=== Work instructions ===
State the number of lines, and only that number, in which the word "mantissa" appears.

(Records from a data source)
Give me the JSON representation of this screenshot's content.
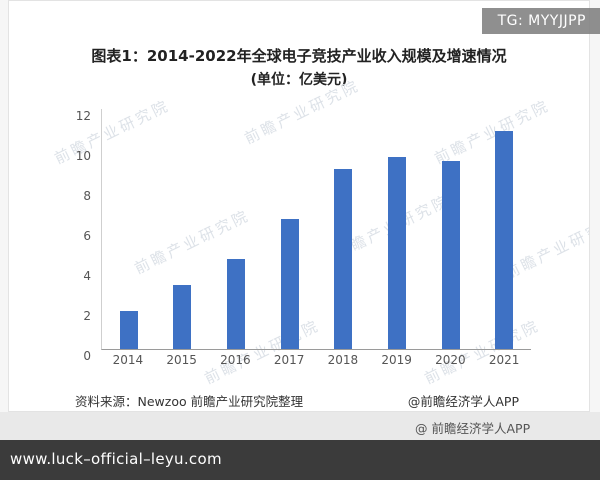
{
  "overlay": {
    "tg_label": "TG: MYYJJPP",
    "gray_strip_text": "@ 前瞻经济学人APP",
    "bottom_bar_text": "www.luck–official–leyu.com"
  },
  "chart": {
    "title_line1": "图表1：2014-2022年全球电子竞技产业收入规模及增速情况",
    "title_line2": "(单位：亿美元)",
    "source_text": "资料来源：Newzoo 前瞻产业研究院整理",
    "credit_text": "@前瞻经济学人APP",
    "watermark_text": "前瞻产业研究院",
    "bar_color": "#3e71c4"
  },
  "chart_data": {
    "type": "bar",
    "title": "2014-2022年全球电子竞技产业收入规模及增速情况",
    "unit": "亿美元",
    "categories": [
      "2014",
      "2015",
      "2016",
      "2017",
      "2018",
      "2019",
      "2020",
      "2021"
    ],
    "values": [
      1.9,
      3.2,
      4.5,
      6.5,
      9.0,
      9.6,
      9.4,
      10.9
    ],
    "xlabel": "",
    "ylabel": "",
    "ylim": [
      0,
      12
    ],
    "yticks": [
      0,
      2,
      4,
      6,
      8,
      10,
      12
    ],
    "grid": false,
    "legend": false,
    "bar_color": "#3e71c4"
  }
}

...

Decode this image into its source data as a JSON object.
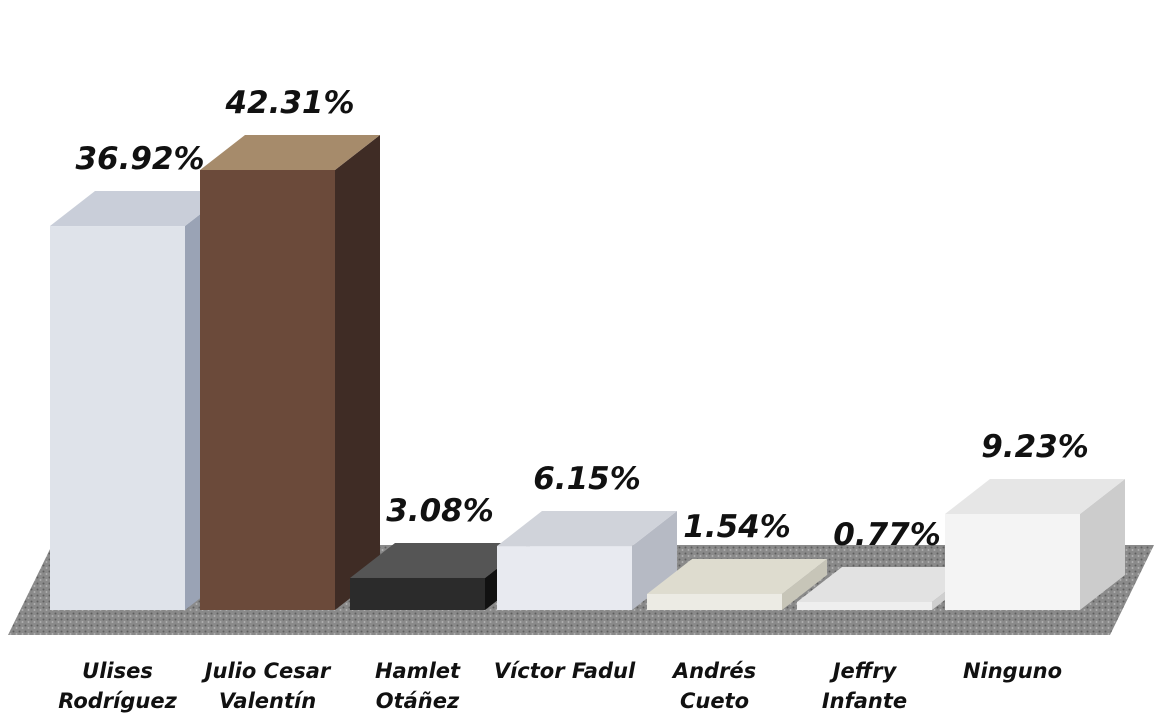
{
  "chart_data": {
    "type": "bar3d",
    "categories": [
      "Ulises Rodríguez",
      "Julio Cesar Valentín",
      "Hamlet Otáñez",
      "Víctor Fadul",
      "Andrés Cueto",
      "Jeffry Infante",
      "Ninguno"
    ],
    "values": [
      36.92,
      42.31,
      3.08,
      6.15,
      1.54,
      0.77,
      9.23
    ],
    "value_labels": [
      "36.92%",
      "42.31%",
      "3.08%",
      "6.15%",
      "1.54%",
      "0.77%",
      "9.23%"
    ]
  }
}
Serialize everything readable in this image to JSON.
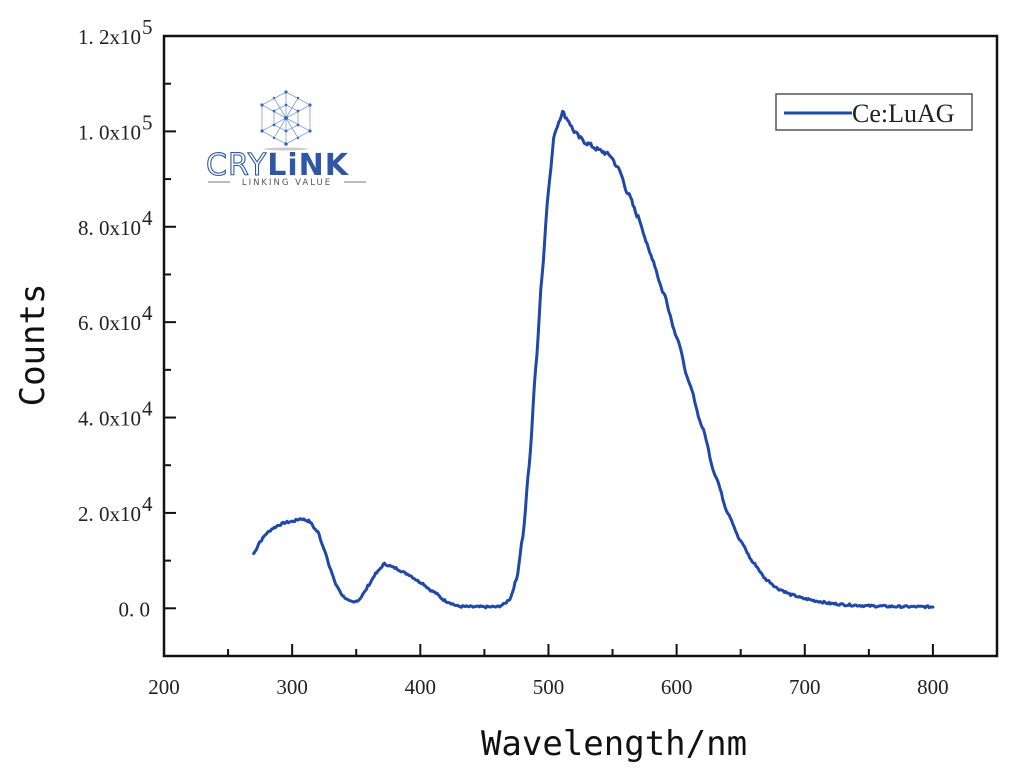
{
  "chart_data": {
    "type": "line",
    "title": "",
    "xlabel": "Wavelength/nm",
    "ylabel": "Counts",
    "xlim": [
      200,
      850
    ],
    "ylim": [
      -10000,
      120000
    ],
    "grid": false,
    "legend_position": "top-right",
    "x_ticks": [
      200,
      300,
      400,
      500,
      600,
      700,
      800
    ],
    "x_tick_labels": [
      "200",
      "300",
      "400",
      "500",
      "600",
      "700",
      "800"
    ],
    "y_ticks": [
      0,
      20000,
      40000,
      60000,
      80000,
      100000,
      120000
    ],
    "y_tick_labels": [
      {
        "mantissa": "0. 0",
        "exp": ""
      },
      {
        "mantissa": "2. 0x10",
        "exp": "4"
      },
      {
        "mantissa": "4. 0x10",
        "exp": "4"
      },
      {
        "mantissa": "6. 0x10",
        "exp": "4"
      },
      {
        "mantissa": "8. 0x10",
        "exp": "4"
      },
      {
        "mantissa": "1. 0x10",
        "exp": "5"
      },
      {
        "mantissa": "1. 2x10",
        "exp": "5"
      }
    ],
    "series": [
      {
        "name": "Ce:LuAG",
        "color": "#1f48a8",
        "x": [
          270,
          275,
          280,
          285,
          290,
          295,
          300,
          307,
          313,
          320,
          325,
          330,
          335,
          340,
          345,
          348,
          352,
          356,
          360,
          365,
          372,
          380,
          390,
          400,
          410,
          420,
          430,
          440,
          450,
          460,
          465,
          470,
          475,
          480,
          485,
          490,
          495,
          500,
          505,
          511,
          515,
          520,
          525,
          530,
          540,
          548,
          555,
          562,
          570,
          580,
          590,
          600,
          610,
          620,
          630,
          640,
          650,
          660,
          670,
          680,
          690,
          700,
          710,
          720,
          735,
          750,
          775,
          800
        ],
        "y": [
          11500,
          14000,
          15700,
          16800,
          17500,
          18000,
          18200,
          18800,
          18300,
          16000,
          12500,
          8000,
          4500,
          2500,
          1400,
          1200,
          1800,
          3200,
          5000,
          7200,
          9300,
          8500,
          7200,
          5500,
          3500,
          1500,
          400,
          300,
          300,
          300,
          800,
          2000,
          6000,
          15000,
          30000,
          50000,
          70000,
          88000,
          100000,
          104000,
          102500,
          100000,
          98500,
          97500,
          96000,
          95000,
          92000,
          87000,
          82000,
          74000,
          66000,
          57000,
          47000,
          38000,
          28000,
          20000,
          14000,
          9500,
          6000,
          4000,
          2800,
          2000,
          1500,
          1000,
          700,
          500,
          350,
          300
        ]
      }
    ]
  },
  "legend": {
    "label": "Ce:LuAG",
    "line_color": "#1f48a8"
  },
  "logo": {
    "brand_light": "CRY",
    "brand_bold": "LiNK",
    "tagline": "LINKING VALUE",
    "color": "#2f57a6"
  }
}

=== Output ===
7